_WHAT IS EXPECTED:_
Your task is to give the data again, exactly, with every line intact.

_RAW DATA:_

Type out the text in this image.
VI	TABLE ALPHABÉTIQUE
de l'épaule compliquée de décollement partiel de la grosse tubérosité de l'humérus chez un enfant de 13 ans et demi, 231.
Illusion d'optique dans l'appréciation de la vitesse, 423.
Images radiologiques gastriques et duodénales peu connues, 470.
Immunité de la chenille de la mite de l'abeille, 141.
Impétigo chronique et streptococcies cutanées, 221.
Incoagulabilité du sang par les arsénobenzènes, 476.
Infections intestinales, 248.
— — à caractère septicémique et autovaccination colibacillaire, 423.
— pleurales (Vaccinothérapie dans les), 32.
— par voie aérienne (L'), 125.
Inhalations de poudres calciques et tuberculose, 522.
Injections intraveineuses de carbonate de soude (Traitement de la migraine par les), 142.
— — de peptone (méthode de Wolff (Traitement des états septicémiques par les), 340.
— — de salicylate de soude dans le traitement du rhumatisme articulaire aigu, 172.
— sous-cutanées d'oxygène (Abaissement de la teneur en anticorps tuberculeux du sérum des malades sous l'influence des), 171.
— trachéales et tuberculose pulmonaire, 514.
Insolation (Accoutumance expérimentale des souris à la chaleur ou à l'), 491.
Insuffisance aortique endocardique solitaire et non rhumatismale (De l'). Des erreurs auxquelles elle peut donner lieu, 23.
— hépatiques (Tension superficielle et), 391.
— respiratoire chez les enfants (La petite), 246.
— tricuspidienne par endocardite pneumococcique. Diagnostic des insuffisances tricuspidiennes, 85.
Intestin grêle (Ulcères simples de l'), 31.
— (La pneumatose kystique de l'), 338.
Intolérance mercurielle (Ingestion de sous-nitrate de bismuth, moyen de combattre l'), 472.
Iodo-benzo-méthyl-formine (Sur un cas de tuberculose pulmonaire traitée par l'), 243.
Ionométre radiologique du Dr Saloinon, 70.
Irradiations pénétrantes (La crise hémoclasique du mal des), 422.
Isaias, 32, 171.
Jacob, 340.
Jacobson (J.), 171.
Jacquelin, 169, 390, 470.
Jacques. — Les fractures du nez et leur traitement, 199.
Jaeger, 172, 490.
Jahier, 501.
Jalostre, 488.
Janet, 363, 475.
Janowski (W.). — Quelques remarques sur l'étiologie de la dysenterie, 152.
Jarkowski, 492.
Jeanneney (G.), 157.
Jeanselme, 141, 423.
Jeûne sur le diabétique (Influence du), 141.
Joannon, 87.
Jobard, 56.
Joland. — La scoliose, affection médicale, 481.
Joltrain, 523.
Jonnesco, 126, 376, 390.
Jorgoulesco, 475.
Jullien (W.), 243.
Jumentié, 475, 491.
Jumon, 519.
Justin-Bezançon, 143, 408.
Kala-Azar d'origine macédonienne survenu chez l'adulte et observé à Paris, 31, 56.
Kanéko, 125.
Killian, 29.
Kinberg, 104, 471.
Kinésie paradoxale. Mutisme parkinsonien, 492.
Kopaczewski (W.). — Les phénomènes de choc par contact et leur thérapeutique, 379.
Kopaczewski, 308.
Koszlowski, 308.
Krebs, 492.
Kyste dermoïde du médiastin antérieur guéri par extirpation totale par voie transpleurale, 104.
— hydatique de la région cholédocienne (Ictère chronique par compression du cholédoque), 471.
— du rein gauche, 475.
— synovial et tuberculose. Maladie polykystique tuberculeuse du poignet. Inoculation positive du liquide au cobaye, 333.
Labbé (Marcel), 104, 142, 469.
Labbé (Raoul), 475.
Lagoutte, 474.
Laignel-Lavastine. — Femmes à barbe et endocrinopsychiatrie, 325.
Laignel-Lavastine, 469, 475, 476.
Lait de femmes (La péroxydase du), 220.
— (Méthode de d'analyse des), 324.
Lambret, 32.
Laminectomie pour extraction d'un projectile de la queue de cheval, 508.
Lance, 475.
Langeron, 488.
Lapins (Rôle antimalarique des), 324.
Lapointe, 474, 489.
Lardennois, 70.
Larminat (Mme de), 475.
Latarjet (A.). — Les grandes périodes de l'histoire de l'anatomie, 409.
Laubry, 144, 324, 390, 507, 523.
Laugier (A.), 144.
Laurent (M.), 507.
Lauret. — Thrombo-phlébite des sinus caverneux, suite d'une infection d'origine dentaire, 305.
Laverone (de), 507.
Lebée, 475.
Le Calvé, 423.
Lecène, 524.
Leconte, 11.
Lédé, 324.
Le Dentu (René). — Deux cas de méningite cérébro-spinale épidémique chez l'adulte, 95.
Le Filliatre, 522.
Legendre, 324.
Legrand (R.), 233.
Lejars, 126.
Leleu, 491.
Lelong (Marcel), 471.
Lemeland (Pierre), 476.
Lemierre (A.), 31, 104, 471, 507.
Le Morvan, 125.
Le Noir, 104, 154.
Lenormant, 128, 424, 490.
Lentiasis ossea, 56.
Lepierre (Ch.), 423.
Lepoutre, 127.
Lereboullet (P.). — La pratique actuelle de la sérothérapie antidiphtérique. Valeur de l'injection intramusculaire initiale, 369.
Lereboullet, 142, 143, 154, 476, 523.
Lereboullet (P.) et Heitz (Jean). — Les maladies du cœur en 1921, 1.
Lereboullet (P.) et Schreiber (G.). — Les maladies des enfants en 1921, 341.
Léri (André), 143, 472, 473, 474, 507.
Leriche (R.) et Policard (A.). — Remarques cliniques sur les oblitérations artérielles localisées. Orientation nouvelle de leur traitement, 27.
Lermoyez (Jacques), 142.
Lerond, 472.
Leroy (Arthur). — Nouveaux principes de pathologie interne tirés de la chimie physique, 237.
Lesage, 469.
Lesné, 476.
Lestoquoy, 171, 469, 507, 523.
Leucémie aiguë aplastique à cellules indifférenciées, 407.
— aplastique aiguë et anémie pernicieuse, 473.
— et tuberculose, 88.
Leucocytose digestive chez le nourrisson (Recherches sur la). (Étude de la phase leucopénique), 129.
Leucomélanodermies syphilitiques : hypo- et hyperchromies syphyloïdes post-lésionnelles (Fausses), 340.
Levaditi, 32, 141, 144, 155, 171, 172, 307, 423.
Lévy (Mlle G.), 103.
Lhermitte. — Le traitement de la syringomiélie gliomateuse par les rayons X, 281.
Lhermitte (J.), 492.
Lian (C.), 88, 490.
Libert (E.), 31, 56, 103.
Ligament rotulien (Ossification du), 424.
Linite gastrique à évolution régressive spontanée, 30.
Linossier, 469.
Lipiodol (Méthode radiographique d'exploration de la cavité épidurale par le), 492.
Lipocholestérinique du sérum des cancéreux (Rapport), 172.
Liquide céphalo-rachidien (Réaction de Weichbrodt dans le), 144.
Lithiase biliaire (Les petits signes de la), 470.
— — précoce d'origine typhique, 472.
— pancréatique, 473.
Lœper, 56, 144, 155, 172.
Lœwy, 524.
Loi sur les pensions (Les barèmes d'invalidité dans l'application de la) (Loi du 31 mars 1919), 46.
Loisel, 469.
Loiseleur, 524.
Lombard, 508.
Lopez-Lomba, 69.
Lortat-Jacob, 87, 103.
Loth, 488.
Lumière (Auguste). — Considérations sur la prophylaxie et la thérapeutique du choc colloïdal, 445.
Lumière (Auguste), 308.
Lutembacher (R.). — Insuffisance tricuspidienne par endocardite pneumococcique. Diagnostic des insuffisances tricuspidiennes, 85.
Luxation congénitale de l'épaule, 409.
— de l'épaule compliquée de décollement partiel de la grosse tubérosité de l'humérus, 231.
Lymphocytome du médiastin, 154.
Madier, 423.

_ANSWER IN FULL:_
Type out the text in this image.
VI	TABLE ALPHABÉTIQUE
de l'épaule compliquée de décollement partiel de la grosse tubérosité de l'humérus chez un enfant de 13 ans et demi, 231.
Illusion d'optique dans l'appréciation de la vitesse, 423.
Images radiologiques gastriques et duodénales peu connues, 470.
Immunité de la chenille de la mite de l'abeille, 141.
Impétigo chronique et streptococcies cutanées, 221.
Incoagulabilité du sang par les arsénobenzènes, 476.
Infections intestinales, 248.
— — à caractère septicémique et autovaccination colibacillaire, 423.
— pleurales (Vaccinothérapie dans les), 32.
— par voie aérienne (L'), 125.
Inhalations de poudres calciques et tuberculose, 522.
Injections intraveineuses de carbonate de soude (Traitement de la migraine par les), 142.
— — de peptone (méthode de Wolff (Traitement des états septicémiques par les), 340.
— — de salicylate de soude dans le traitement du rhumatisme articulaire aigu, 172.
— sous-cutanées d'oxygène (Abaissement de la teneur en anticorps tuberculeux du sérum des malades sous l'influence des), 171.
— trachéales et tuberculose pulmonaire, 514.
Insolation (Accoutumance expérimentale des souris à la chaleur ou à l'), 491.
Insuffisance aortique endocardique solitaire et non rhumatismale (De l'). Des erreurs auxquelles elle peut donner lieu, 23.
— hépatiques (Tension superficielle et), 391.
— respiratoire chez les enfants (La petite), 246.
— tricuspidienne par endocardite pneumococcique. Diagnostic des insuffisances tricuspidiennes, 85.
Intestin grêle (Ulcères simples de l'), 31.
— (La pneumatose kystique de l'), 338.
Intolérance mercurielle (Ingestion de sous-nitrate de bismuth, moyen de combattre l'), 472.
Iodo-benzo-méthyl-formine (Sur un cas de tuberculose pulmonaire traitée par l'), 243.
Ionométre radiologique du Dr Saloinon, 70.
Irradiations pénétrantes (La crise hémoclasique du mal des), 422.
Isaias, 32, 171.
Jacob, 340.
Jacobson (J.), 171.
Jacquelin, 169, 390, 470.
Jacques. — Les fractures du nez et leur traitement, 199.
Jaeger, 172, 490.
Jahier, 501.
Jalostre, 488.
Janet, 363, 475.
Janowski (W.). — Quelques remarques sur l'étiologie de la dysenterie, 152.
Jarkowski, 492.
Jeanneney (G.), 157.
Jeanselme, 141, 423.
Jeûne sur le diabétique (Influence du), 141.
Joannon, 87.
Jobard, 56.
Joland. — La scoliose, affection médicale, 481.
Joltrain, 523.
Jonnesco, 126, 376, 390.
Jorgoulesco, 475.
Jullien (W.), 243.
Jumentié, 475, 491.
Jumon, 519.
Justin-Bezançon, 143, 408.
Kala-Azar d'origine macédonienne survenu chez l'adulte et observé à Paris, 31, 56.
Kanéko, 125.
Killian, 29.
Kinberg, 104, 471.
Kinésie paradoxale. Mutisme parkinsonien, 492.
Kopaczewski (W.). — Les phénomènes de choc par contact et leur thérapeutique, 379.
Kopaczewski, 308.
Koszlowski, 308.
Krebs, 492.
Kyste dermoïde du médiastin antérieur guéri par extirpation totale par voie transpleurale, 104.
— hydatique de la région cholédocienne (Ictère chronique par compression du cholédoque), 471.
— du rein gauche, 475.
— synovial et tuberculose. Maladie polykystique tuberculeuse du poignet. Inoculation positive du liquide au cobaye, 333.
Labbé (Marcel), 104, 142, 469.
Labbé (Raoul), 475.
Lagoutte, 474.
Laignel-Lavastine. — Femmes à barbe et endocrinopsychiatrie, 325.
Laignel-Lavastine, 469, 475, 476.
Lait de femmes (La péroxydase du), 220.
— (Méthode de d'analyse des), 324.
Lambret, 32.
Laminectomie pour extraction d'un projectile de la queue de cheval, 508.
Lance, 475.
Langeron, 488.
Lapins (Rôle antimalarique des), 324.
Lapointe, 474, 489.
Lardennois, 70.
Larminat (Mme de), 475.
Latarjet (A.). — Les grandes périodes de l'histoire de l'anatomie, 409.
Laubry, 144, 324, 390, 507, 523.
Laugier (A.), 144.
Laurent (M.), 507.
Lauret. — Thrombo-phlébite des sinus caverneux, suite d'une infection d'origine dentaire, 305.
Laverone (de), 507.
Lebée, 475.
Le Calvé, 423.
Lecène, 524.
Leconte, 11.
Lédé, 324.
Le Dentu (René). — Deux cas de méningite cérébro-spinale épidémique chez l'adulte, 95.
Le Filliatre, 522.
Legendre, 324.
Legrand (R.), 233.
Lejars, 126.
Leleu, 491.
Lelong (Marcel), 471.
Lemeland (Pierre), 476.
Lemierre (A.), 31, 104, 471, 507.
Le Morvan, 125.
Le Noir, 104, 154.
Lenormant, 128, 424, 490.
Lentiasis ossea, 56.
Lepierre (Ch.), 423.
Lepoutre, 127.
Lereboullet (P.). — La pratique actuelle de la sérothérapie antidiphtérique. Valeur de l'injection intramusculaire initiale, 369.
Lereboullet, 142, 143, 154, 476, 523.
Lereboullet (P.) et Heitz (Jean). — Les maladies du cœur en 1921, 1.
Lereboullet (P.) et Schreiber (G.). — Les maladies des enfants en 1921, 341.
Léri (André), 143, 472, 473, 474, 507.
Leriche (R.) et Policard (A.). — Remarques cliniques sur les oblitérations artérielles localisées. Orientation nouvelle de leur traitement, 27.
Lermoyez (Jacques), 142.
Lerond, 472.
Leroy (Arthur). — Nouveaux principes de pathologie interne tirés de la chimie physique, 237.
Lesage, 469.
Lesné, 476.
Lestoquoy, 171, 469, 507, 523.
Leucémie aiguë aplastique à cellules indifférenciées, 407.
— aplastique aiguë et anémie pernicieuse, 473.
— et tuberculose, 88.
Leucocytose digestive chez le nourrisson (Recherches sur la). (Étude de la phase leucopénique), 129.
Leucomélanodermies syphilitiques : hypo- et hyperchromies syphyloïdes post-lésionnelles (Fausses), 340.
Levaditi, 32, 141, 144, 155, 171, 172, 307, 423.
Lévy (Mlle G.), 103.
Lhermitte. — Le traitement de la syringomiélie gliomateuse par les rayons X, 281.
Lhermitte (J.), 492.
Lian (C.), 88, 490.
Libert (E.), 31, 56, 103.
Ligament rotulien (Ossification du), 424.
Linite gastrique à évolution régressive spontanée, 30.
Linossier, 469.
Lipiodol (Méthode radiographique d'exploration de la cavité épidurale par le), 492.
Lipocholestérinique du sérum des cancéreux (Rapport), 172.
Liquide céphalo-rachidien (Réaction de Weichbrodt dans le), 144.
Lithiase biliaire (Les petits signes de la), 470.
— — précoce d'origine typhique, 472.
— pancréatique, 473.
Lœper, 56, 144, 155, 172.
Lœwy, 524.
Loi sur les pensions (Les barèmes d'invalidité dans l'application de la) (Loi du 31 mars 1919), 46.
Loisel, 469.
Loiseleur, 524.
Lombard, 508.
Lopez-Lomba, 69.
Lortat-Jacob, 87, 103.
Loth, 488.
Lumière (Auguste). — Considérations sur la prophylaxie et la thérapeutique du choc colloïdal, 445.
Lumière (Auguste), 308.
Lutembacher (R.). — Insuffisance tricuspidienne par endocardite pneumococcique. Diagnostic des insuffisances tricuspidiennes, 85.
Luxation congénitale de l'épaule, 409.
— de l'épaule compliquée de décollement partiel de la grosse tubérosité de l'humérus, 231.
Lymphocytome du médiastin, 154.
Madier, 423.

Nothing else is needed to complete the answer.